OBJECTIVE
Across the entries, how many lines have the string "grid" in them? Reply with only a number.

SUPPLIED DATA
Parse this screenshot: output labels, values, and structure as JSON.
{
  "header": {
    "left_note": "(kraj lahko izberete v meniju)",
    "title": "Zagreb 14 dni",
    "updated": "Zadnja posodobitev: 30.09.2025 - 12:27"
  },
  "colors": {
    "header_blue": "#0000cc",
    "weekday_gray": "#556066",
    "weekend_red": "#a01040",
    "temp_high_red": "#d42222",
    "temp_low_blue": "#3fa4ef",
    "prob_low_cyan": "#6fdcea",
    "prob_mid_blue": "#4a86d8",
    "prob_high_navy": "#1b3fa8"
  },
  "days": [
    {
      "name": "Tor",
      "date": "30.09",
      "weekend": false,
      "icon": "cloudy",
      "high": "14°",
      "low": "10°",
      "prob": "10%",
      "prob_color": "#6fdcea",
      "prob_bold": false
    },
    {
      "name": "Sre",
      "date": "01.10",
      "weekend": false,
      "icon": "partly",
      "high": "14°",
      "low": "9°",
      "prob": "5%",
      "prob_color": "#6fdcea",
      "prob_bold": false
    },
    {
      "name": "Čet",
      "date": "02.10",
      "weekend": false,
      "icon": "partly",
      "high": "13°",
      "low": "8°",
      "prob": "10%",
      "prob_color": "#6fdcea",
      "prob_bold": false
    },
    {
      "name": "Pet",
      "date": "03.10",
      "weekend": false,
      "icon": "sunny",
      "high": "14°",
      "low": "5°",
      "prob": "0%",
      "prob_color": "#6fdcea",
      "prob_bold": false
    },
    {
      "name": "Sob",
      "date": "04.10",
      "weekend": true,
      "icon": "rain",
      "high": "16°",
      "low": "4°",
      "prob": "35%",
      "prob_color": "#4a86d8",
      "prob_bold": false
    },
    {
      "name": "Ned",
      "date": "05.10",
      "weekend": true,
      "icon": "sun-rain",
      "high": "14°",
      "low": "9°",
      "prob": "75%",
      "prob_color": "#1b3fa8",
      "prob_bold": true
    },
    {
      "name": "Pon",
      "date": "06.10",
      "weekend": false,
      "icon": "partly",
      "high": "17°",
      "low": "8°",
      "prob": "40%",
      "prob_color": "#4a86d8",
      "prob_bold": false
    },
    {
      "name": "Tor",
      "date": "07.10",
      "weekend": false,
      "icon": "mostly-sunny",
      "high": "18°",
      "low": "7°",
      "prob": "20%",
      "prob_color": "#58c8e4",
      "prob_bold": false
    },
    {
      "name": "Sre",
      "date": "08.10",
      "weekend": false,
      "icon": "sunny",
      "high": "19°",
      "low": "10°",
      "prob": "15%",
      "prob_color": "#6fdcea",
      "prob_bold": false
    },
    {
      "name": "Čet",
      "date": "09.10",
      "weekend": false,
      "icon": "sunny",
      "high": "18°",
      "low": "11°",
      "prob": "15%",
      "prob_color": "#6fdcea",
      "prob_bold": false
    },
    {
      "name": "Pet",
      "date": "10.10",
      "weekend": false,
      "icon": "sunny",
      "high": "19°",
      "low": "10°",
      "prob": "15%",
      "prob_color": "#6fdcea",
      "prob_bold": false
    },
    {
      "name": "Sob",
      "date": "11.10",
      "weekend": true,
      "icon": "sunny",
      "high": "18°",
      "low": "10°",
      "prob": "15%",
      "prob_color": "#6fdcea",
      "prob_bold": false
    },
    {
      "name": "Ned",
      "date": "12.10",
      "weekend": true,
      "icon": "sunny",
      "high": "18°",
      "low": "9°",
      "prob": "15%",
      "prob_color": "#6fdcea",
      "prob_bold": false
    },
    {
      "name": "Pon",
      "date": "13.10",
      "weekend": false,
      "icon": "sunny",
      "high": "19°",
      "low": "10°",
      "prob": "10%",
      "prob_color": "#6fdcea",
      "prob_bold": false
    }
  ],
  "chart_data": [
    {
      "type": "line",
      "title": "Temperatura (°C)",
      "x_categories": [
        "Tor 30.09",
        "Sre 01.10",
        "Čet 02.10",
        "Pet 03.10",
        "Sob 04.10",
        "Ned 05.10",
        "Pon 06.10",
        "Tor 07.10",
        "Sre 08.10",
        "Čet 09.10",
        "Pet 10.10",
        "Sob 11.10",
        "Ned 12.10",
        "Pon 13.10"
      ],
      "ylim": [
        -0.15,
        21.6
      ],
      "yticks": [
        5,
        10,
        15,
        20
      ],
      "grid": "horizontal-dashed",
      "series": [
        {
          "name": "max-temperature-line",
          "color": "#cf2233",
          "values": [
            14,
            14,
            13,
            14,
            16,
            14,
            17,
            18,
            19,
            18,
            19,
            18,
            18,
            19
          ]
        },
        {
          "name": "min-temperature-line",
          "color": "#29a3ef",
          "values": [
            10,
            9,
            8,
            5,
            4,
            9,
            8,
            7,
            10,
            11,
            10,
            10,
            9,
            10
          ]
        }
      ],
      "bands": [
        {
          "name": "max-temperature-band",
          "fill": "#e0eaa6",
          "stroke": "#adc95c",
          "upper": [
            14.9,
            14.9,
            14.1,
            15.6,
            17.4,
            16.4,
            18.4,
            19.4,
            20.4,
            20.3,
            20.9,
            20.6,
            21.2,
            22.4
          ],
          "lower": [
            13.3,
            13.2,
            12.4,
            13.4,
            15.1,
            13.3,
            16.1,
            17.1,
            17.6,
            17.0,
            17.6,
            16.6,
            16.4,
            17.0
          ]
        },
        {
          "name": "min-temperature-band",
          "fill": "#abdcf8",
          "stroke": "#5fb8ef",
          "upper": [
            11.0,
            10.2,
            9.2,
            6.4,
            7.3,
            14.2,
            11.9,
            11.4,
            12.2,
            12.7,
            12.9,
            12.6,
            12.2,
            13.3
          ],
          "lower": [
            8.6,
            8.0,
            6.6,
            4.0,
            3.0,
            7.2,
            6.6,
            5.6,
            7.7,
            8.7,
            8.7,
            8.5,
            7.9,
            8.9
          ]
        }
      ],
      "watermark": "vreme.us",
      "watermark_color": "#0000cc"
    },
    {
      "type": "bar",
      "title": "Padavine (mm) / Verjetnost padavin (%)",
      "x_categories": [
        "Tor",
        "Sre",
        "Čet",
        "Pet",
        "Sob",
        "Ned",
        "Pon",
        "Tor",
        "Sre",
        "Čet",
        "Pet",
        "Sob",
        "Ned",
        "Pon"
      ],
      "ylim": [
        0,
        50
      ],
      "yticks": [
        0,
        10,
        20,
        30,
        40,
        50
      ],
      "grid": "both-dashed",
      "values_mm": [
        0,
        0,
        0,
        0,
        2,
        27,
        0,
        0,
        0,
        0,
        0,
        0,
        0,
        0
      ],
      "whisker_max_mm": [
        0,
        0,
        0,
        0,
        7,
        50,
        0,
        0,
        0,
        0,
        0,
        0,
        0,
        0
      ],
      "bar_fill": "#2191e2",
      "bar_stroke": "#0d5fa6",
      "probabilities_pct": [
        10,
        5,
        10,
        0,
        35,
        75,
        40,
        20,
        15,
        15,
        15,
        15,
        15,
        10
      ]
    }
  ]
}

WRITTEN RESPONSE
2